> What you have to do:
Do not include the pictures; repeat the rest of the data exactly.

> Data listing:

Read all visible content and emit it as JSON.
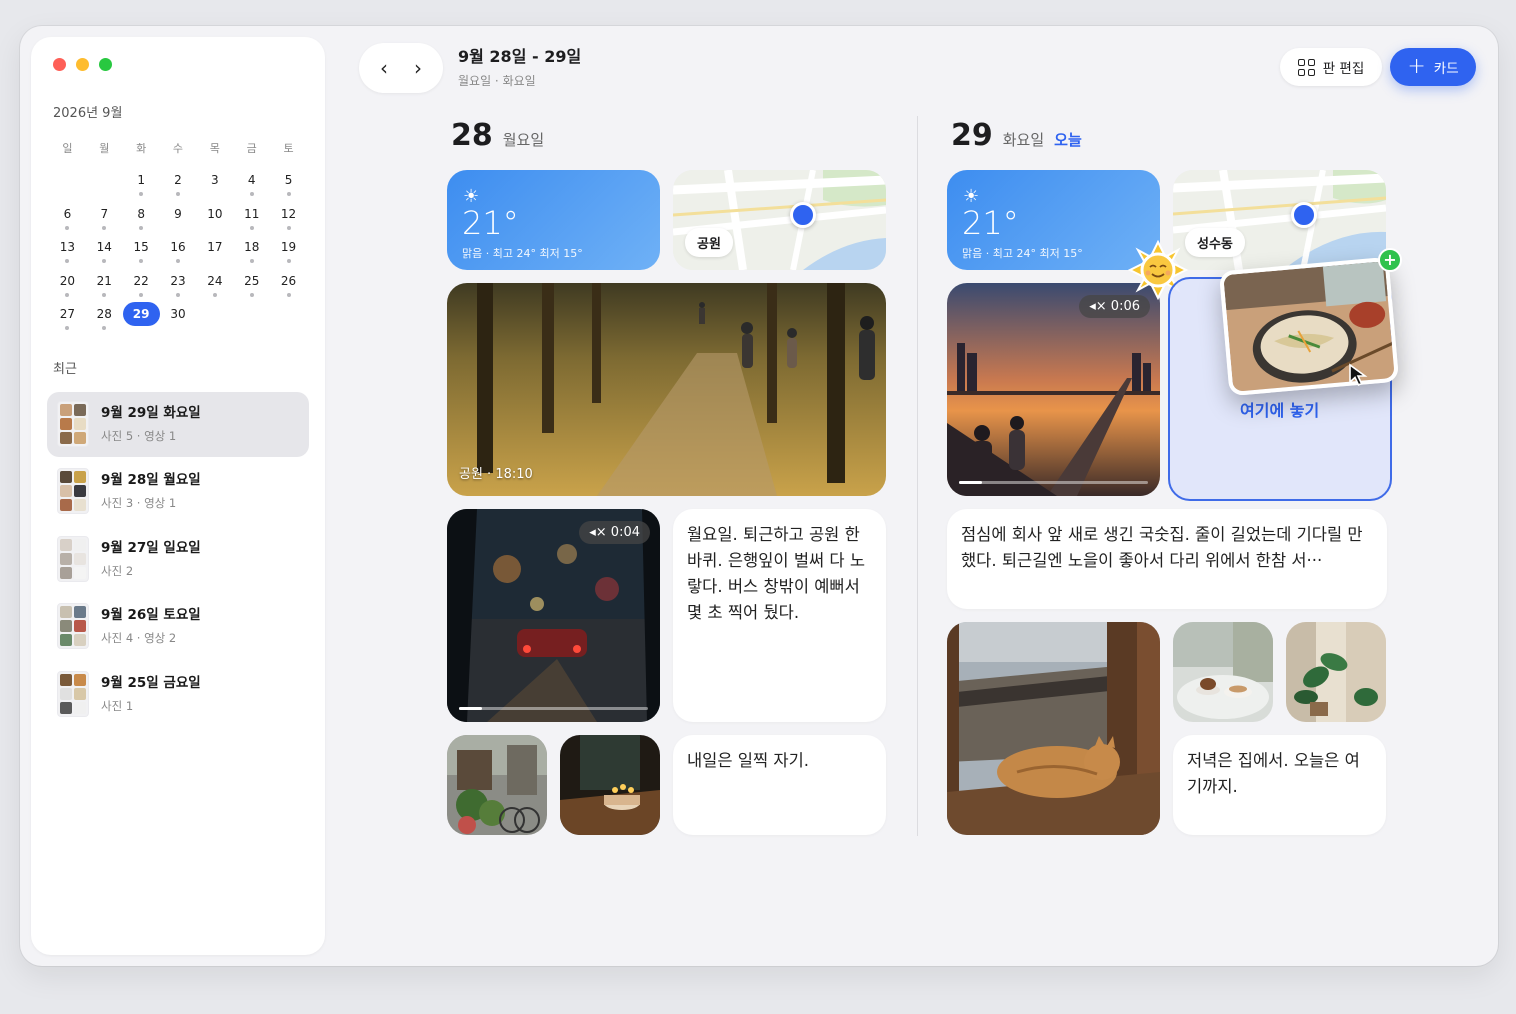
{
  "window": {
    "controls": [
      "close",
      "minimize",
      "zoom"
    ]
  },
  "sidebar": {
    "month_title": "2026년 9월",
    "weekdays": [
      "일",
      "월",
      "화",
      "수",
      "목",
      "금",
      "토"
    ],
    "weeks": [
      [
        null,
        null,
        {
          "d": "1",
          "dot": true
        },
        {
          "d": "2",
          "dot": true
        },
        {
          "d": "3",
          "dot": false
        },
        {
          "d": "4",
          "dot": true
        },
        {
          "d": "5",
          "dot": true
        }
      ],
      [
        {
          "d": "6",
          "dot": true
        },
        {
          "d": "7",
          "dot": true
        },
        {
          "d": "8",
          "dot": true
        },
        {
          "d": "9",
          "dot": false
        },
        {
          "d": "10",
          "dot": false
        },
        {
          "d": "11",
          "dot": true
        },
        {
          "d": "12",
          "dot": true
        }
      ],
      [
        {
          "d": "13",
          "dot": true
        },
        {
          "d": "14",
          "dot": true
        },
        {
          "d": "15",
          "dot": true
        },
        {
          "d": "16",
          "dot": true
        },
        {
          "d": "17",
          "dot": false
        },
        {
          "d": "18",
          "dot": true
        },
        {
          "d": "19",
          "dot": true
        }
      ],
      [
        {
          "d": "20",
          "dot": true
        },
        {
          "d": "21",
          "dot": true
        },
        {
          "d": "22",
          "dot": true
        },
        {
          "d": "23",
          "dot": true
        },
        {
          "d": "24",
          "dot": true
        },
        {
          "d": "25",
          "dot": true
        },
        {
          "d": "26",
          "dot": true
        }
      ],
      [
        {
          "d": "27",
          "dot": true
        },
        {
          "d": "28",
          "dot": true
        },
        {
          "d": "29",
          "dot": false,
          "today": true
        },
        {
          "d": "30",
          "dot": false
        },
        null,
        null,
        null
      ]
    ],
    "recent_label": "최근",
    "recent": [
      {
        "date": "9월 29일 화요일",
        "sub": "사진 5 · 영상 1",
        "active": true
      },
      {
        "date": "9월 28일 월요일",
        "sub": "사진 3 · 영상 1",
        "active": false
      },
      {
        "date": "9월 27일 일요일",
        "sub": "사진 2",
        "active": false
      },
      {
        "date": "9월 26일 토요일",
        "sub": "사진 4 · 영상 2",
        "active": false
      },
      {
        "date": "9월 25일 금요일",
        "sub": "사진 1",
        "active": false
      }
    ]
  },
  "header": {
    "prev_icon": "‹",
    "next_icon": "›",
    "range_title": "9월 28일 - 29일",
    "range_sub": "월요일 · 화요일",
    "edit_label": "판 편집",
    "add_plus": "+",
    "add_label": "카드"
  },
  "day28": {
    "num": "28",
    "weekday": "월요일",
    "weather": {
      "icon": "☀",
      "temp": "21°",
      "desc": "맑음 · 최고 24° 최저 15°"
    },
    "map_label": "공원",
    "photo_caption": "공원 · 18:10",
    "video_duration": "◂× 0:04",
    "video_progress": 0.12,
    "note1": "월요일. 퇴근하고 공원 한 바퀴. 은행잎이 벌써 다 노랗다. 버스 창밖이 예뻐서 몇 초 찍어 뒀다.",
    "note2": "내일은 일찍 자기."
  },
  "day29": {
    "num": "29",
    "weekday": "화요일",
    "today_label": "오늘",
    "weather": {
      "icon": "☀",
      "temp": "21°",
      "desc": "맑음 · 최고 24° 최저 15°"
    },
    "map_label": "성수동",
    "video_duration": "◂× 0:06",
    "video_progress": 0.12,
    "drop_label": "여기에 놓기",
    "drag_plus": "+",
    "note1": "점심에 회사 앞 새로 생긴 국숫집. 줄이 길었는데 기다릴 만했다. 퇴근길엔 노을이 좋아서 다리 위에서 한참 서···",
    "note2": "저녁은 집에서. 오늘은 여기까지."
  },
  "colors": {
    "accent": "#2f63f0",
    "weather_from": "#3d8df0",
    "weather_to": "#6fb1f6",
    "drop_border": "#3f6be8",
    "badge_green": "#2fc24d"
  }
}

> Exercise answer:
Read all visible content and emit it as JSON.
{
  "window": {
    "controls": [
      "close",
      "minimize",
      "zoom"
    ]
  },
  "sidebar": {
    "month_title": "2026년 9월",
    "weekdays": [
      "일",
      "월",
      "화",
      "수",
      "목",
      "금",
      "토"
    ],
    "weeks": [
      [
        null,
        null,
        {
          "d": "1",
          "dot": true
        },
        {
          "d": "2",
          "dot": true
        },
        {
          "d": "3",
          "dot": false
        },
        {
          "d": "4",
          "dot": true
        },
        {
          "d": "5",
          "dot": true
        }
      ],
      [
        {
          "d": "6",
          "dot": true
        },
        {
          "d": "7",
          "dot": true
        },
        {
          "d": "8",
          "dot": true
        },
        {
          "d": "9",
          "dot": false
        },
        {
          "d": "10",
          "dot": false
        },
        {
          "d": "11",
          "dot": true
        },
        {
          "d": "12",
          "dot": true
        }
      ],
      [
        {
          "d": "13",
          "dot": true
        },
        {
          "d": "14",
          "dot": true
        },
        {
          "d": "15",
          "dot": true
        },
        {
          "d": "16",
          "dot": true
        },
        {
          "d": "17",
          "dot": false
        },
        {
          "d": "18",
          "dot": true
        },
        {
          "d": "19",
          "dot": true
        }
      ],
      [
        {
          "d": "20",
          "dot": true
        },
        {
          "d": "21",
          "dot": true
        },
        {
          "d": "22",
          "dot": true
        },
        {
          "d": "23",
          "dot": true
        },
        {
          "d": "24",
          "dot": true
        },
        {
          "d": "25",
          "dot": true
        },
        {
          "d": "26",
          "dot": true
        }
      ],
      [
        {
          "d": "27",
          "dot": true
        },
        {
          "d": "28",
          "dot": true
        },
        {
          "d": "29",
          "dot": false,
          "today": true
        },
        {
          "d": "30",
          "dot": false
        },
        null,
        null,
        null
      ]
    ],
    "recent_label": "최근",
    "recent": [
      {
        "date": "9월 29일 화요일",
        "sub": "사진 5 · 영상 1",
        "active": true
      },
      {
        "date": "9월 28일 월요일",
        "sub": "사진 3 · 영상 1",
        "active": false
      },
      {
        "date": "9월 27일 일요일",
        "sub": "사진 2",
        "active": false
      },
      {
        "date": "9월 26일 토요일",
        "sub": "사진 4 · 영상 2",
        "active": false
      },
      {
        "date": "9월 25일 금요일",
        "sub": "사진 1",
        "active": false
      }
    ]
  },
  "header": {
    "prev_icon": "‹",
    "next_icon": "›",
    "range_title": "9월 28일 - 29일",
    "range_sub": "월요일 · 화요일",
    "edit_label": "판 편집",
    "add_plus": "+",
    "add_label": "카드"
  },
  "day28": {
    "num": "28",
    "weekday": "월요일",
    "weather": {
      "icon": "☀",
      "temp": "21°",
      "desc": "맑음 · 최고 24° 최저 15°"
    },
    "map_label": "공원",
    "photo_caption": "공원 · 18:10",
    "video_duration": "◂× 0:04",
    "video_progress": 0.12,
    "note1": "월요일. 퇴근하고 공원 한 바퀴. 은행잎이 벌써 다 노랗다. 버스 창밖이 예뻐서 몇 초 찍어 뒀다.",
    "note2": "내일은 일찍 자기."
  },
  "day29": {
    "num": "29",
    "weekday": "화요일",
    "today_label": "오늘",
    "weather": {
      "icon": "☀",
      "temp": "21°",
      "desc": "맑음 · 최고 24° 최저 15°"
    },
    "map_label": "성수동",
    "video_duration": "◂× 0:06",
    "video_progress": 0.12,
    "drop_label": "여기에 놓기",
    "drag_plus": "+",
    "note1": "점심에 회사 앞 새로 생긴 국숫집. 줄이 길었는데 기다릴 만했다. 퇴근길엔 노을이 좋아서 다리 위에서 한참 서···",
    "note2": "저녁은 집에서. 오늘은 여기까지."
  },
  "colors": {
    "accent": "#2f63f0",
    "weather_from": "#3d8df0",
    "weather_to": "#6fb1f6",
    "drop_border": "#3f6be8",
    "badge_green": "#2fc24d"
  }
}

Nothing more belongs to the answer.